• [RECORDS FOR THE TASK]

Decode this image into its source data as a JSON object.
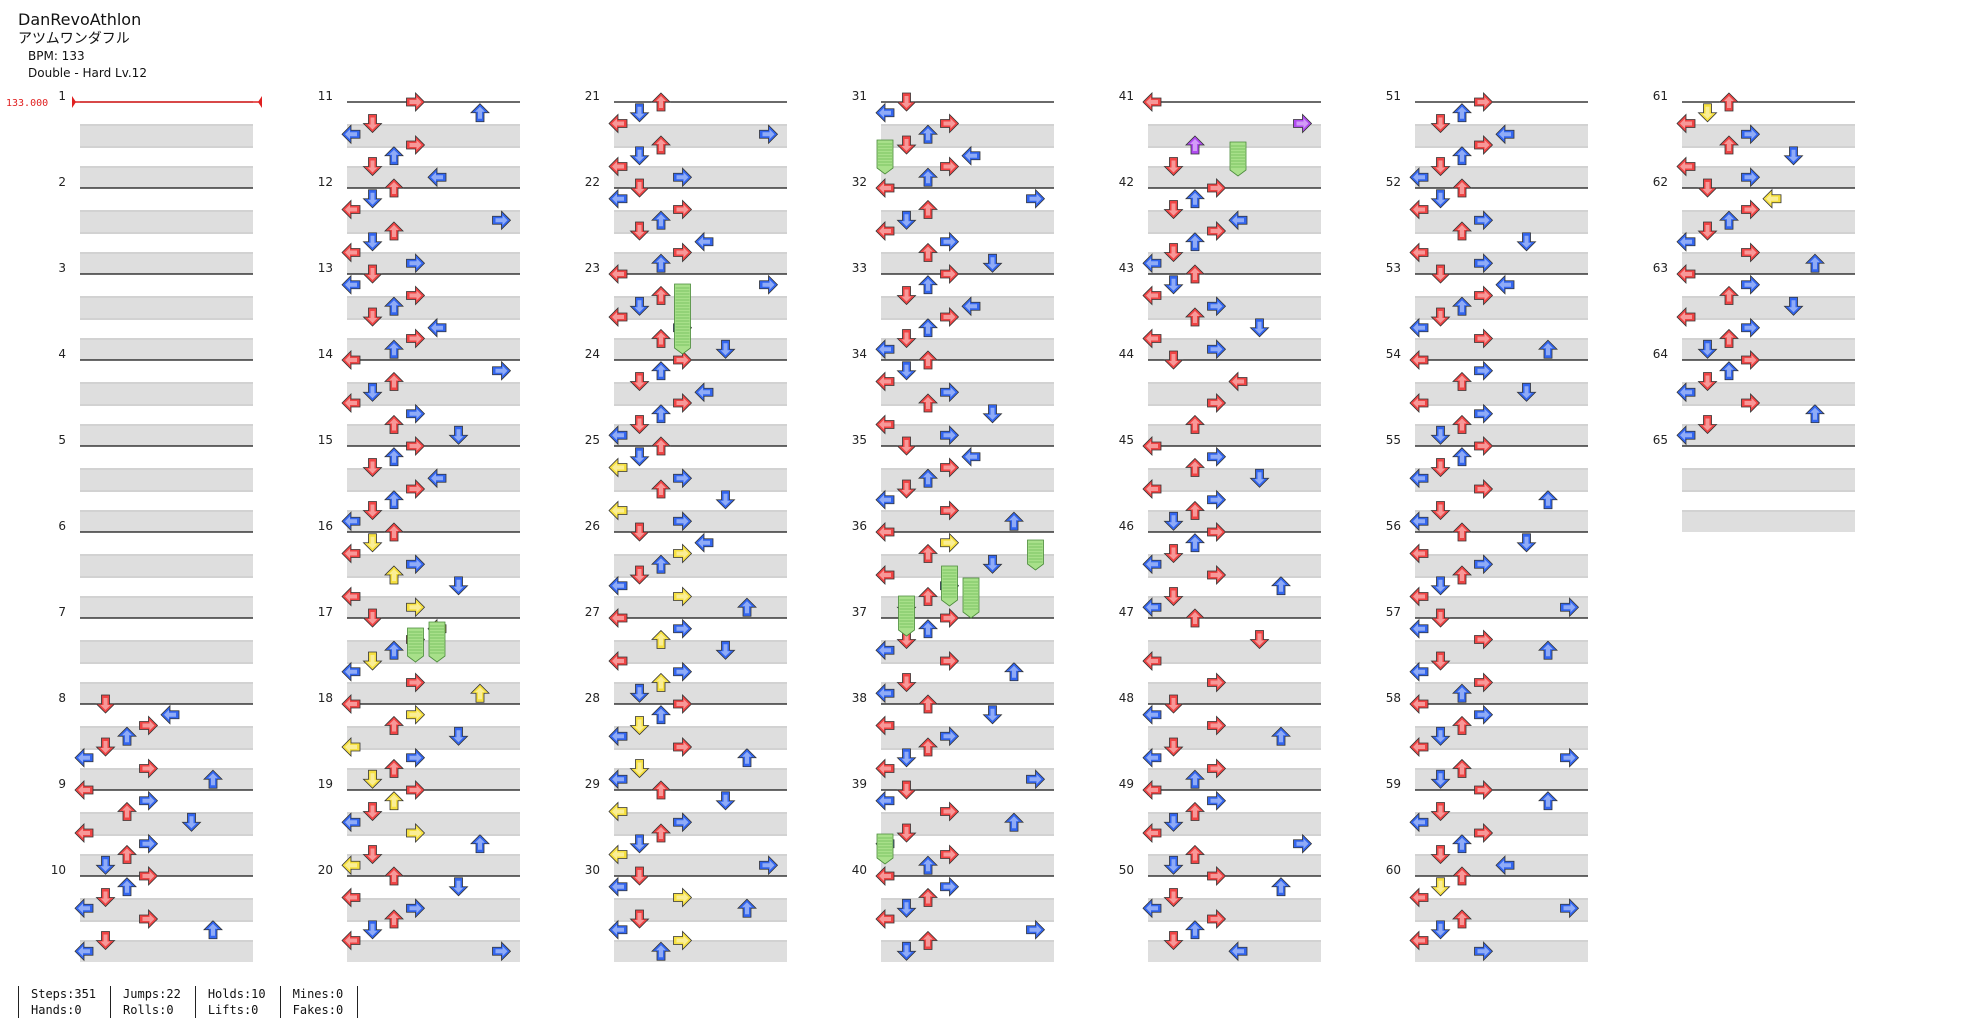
{
  "header": {
    "title": "DanRevoAthlon",
    "song": "アツムワンダフル",
    "bpm_label": "BPM: 133",
    "difficulty": "Double - Hard  Lv.12"
  },
  "bpm_marker": {
    "value_label": "133.000",
    "color": "#e02020"
  },
  "colors": {
    "red_arrow": "#f04444",
    "blue_arrow": "#3366f0",
    "yellow_arrow": "#f6e040",
    "purple_arrow": "#b04cf0",
    "hold_body": "#a8e08a",
    "stripe": "#dedede"
  },
  "chart": {
    "measures": [
      "1",
      "2",
      "3",
      "4",
      "5",
      "6",
      "7",
      "8",
      "9",
      "10",
      "11",
      "12",
      "13",
      "14",
      "15",
      "16",
      "17",
      "18",
      "19",
      "20",
      "21",
      "22",
      "23",
      "24",
      "25",
      "26",
      "27",
      "28",
      "29",
      "30",
      "31",
      "32",
      "33",
      "34",
      "35",
      "36",
      "37",
      "38",
      "39",
      "40",
      "41",
      "42",
      "43",
      "44",
      "45",
      "46",
      "47",
      "48",
      "49",
      "50",
      "51",
      "52",
      "53",
      "54",
      "55",
      "56",
      "57",
      "58",
      "59",
      "60",
      "61",
      "62",
      "63",
      "64",
      "65"
    ],
    "arrow_icons": [
      "arrow-left-icon",
      "arrow-down-icon",
      "arrow-up-icon",
      "arrow-right-icon"
    ]
  },
  "stats": {
    "col1": [
      "Steps:351",
      "Hands:0"
    ],
    "col2": [
      "Jumps:22",
      "Rolls:0"
    ],
    "col3": [
      "Holds:10",
      "Lifts:0"
    ],
    "col4": [
      "Mines:0",
      "Fakes:0"
    ]
  }
}
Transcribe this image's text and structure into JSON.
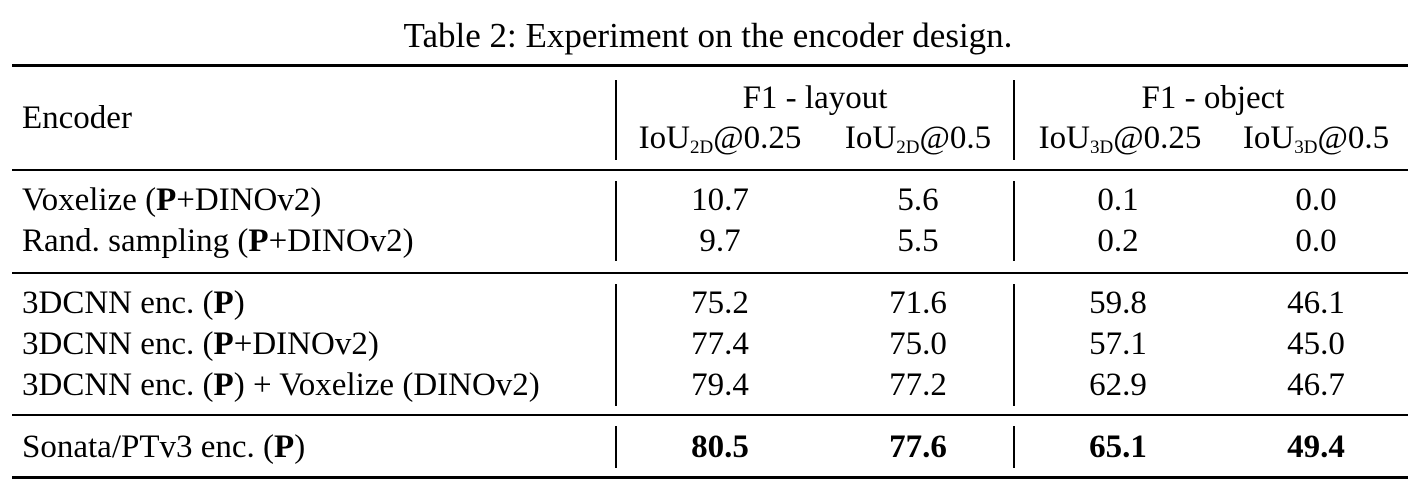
{
  "caption": "Table 2: Experiment on the encoder design.",
  "header": {
    "encoder": "Encoder",
    "group_layout": "F1 - layout",
    "group_object": "F1 - object",
    "cols": [
      {
        "pre": "IoU",
        "sub": "2D",
        "post": "@0.25"
      },
      {
        "pre": "IoU",
        "sub": "2D",
        "post": "@0.5"
      },
      {
        "pre": "IoU",
        "sub": "3D",
        "post": "@0.25"
      },
      {
        "pre": "IoU",
        "sub": "3D",
        "post": "@0.5"
      }
    ]
  },
  "rows": [
    {
      "label": {
        "a": "Voxelize (",
        "p": "P",
        "b": "+DINOv2)"
      },
      "values": [
        "10.7",
        "5.6",
        "0.1",
        "0.0"
      ]
    },
    {
      "label": {
        "a": "Rand. sampling (",
        "p": "P",
        "b": "+DINOv2)"
      },
      "values": [
        "9.7",
        "5.5",
        "0.2",
        "0.0"
      ]
    },
    {
      "label": {
        "a": "3DCNN enc. (",
        "p": "P",
        "b": ")"
      },
      "values": [
        "75.2",
        "71.6",
        "59.8",
        "46.1"
      ]
    },
    {
      "label": {
        "a": "3DCNN enc. (",
        "p": "P",
        "b": "+DINOv2)"
      },
      "values": [
        "77.4",
        "75.0",
        "57.1",
        "45.0"
      ]
    },
    {
      "label": {
        "a": "3DCNN enc. (",
        "p": "P",
        "b": ") + Voxelize (DINOv2)"
      },
      "values": [
        "79.4",
        "77.2",
        "62.9",
        "46.7"
      ]
    },
    {
      "label": {
        "a": "Sonata/PTv3 enc. (",
        "p": "P",
        "b": ")"
      },
      "values": [
        "80.5",
        "77.6",
        "65.1",
        "49.4"
      ]
    }
  ]
}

• [REQUIRED WORK] Every line above should be repeated exactly; pictures stay out of the copy.

• [TASK RESPONSE]
Decode this image into its source data as a JSON object.
{
  "header": {
    "title": "DanRevoAthlon",
    "song": "アツムワンダフル",
    "bpm_label": "BPM: 133",
    "difficulty": "Double - Hard  Lv.12"
  },
  "bpm_marker": {
    "value_label": "133.000",
    "color": "#e02020"
  },
  "colors": {
    "red_arrow": "#f04444",
    "blue_arrow": "#3366f0",
    "yellow_arrow": "#f6e040",
    "purple_arrow": "#b04cf0",
    "hold_body": "#a8e08a",
    "stripe": "#dedede"
  },
  "chart": {
    "measures": [
      "1",
      "2",
      "3",
      "4",
      "5",
      "6",
      "7",
      "8",
      "9",
      "10",
      "11",
      "12",
      "13",
      "14",
      "15",
      "16",
      "17",
      "18",
      "19",
      "20",
      "21",
      "22",
      "23",
      "24",
      "25",
      "26",
      "27",
      "28",
      "29",
      "30",
      "31",
      "32",
      "33",
      "34",
      "35",
      "36",
      "37",
      "38",
      "39",
      "40",
      "41",
      "42",
      "43",
      "44",
      "45",
      "46",
      "47",
      "48",
      "49",
      "50",
      "51",
      "52",
      "53",
      "54",
      "55",
      "56",
      "57",
      "58",
      "59",
      "60",
      "61",
      "62",
      "63",
      "64",
      "65"
    ],
    "arrow_icons": [
      "arrow-left-icon",
      "arrow-down-icon",
      "arrow-up-icon",
      "arrow-right-icon"
    ]
  },
  "stats": {
    "col1": [
      "Steps:351",
      "Hands:0"
    ],
    "col2": [
      "Jumps:22",
      "Rolls:0"
    ],
    "col3": [
      "Holds:10",
      "Lifts:0"
    ],
    "col4": [
      "Mines:0",
      "Fakes:0"
    ]
  }
}
Transcribe this image's text and structure into JSON.
{
  "caption": "Table 2: Experiment on the encoder design.",
  "header": {
    "encoder": "Encoder",
    "group_layout": "F1 - layout",
    "group_object": "F1 - object",
    "cols": [
      {
        "pre": "IoU",
        "sub": "2D",
        "post": "@0.25"
      },
      {
        "pre": "IoU",
        "sub": "2D",
        "post": "@0.5"
      },
      {
        "pre": "IoU",
        "sub": "3D",
        "post": "@0.25"
      },
      {
        "pre": "IoU",
        "sub": "3D",
        "post": "@0.5"
      }
    ]
  },
  "rows": [
    {
      "label": {
        "a": "Voxelize (",
        "p": "P",
        "b": "+DINOv2)"
      },
      "values": [
        "10.7",
        "5.6",
        "0.1",
        "0.0"
      ]
    },
    {
      "label": {
        "a": "Rand. sampling (",
        "p": "P",
        "b": "+DINOv2)"
      },
      "values": [
        "9.7",
        "5.5",
        "0.2",
        "0.0"
      ]
    },
    {
      "label": {
        "a": "3DCNN enc. (",
        "p": "P",
        "b": ")"
      },
      "values": [
        "75.2",
        "71.6",
        "59.8",
        "46.1"
      ]
    },
    {
      "label": {
        "a": "3DCNN enc. (",
        "p": "P",
        "b": "+DINOv2)"
      },
      "values": [
        "77.4",
        "75.0",
        "57.1",
        "45.0"
      ]
    },
    {
      "label": {
        "a": "3DCNN enc. (",
        "p": "P",
        "b": ") + Voxelize (DINOv2)"
      },
      "values": [
        "79.4",
        "77.2",
        "62.9",
        "46.7"
      ]
    },
    {
      "label": {
        "a": "Sonata/PTv3 enc. (",
        "p": "P",
        "b": ")"
      },
      "values": [
        "80.5",
        "77.6",
        "65.1",
        "49.4"
      ]
    }
  ]
}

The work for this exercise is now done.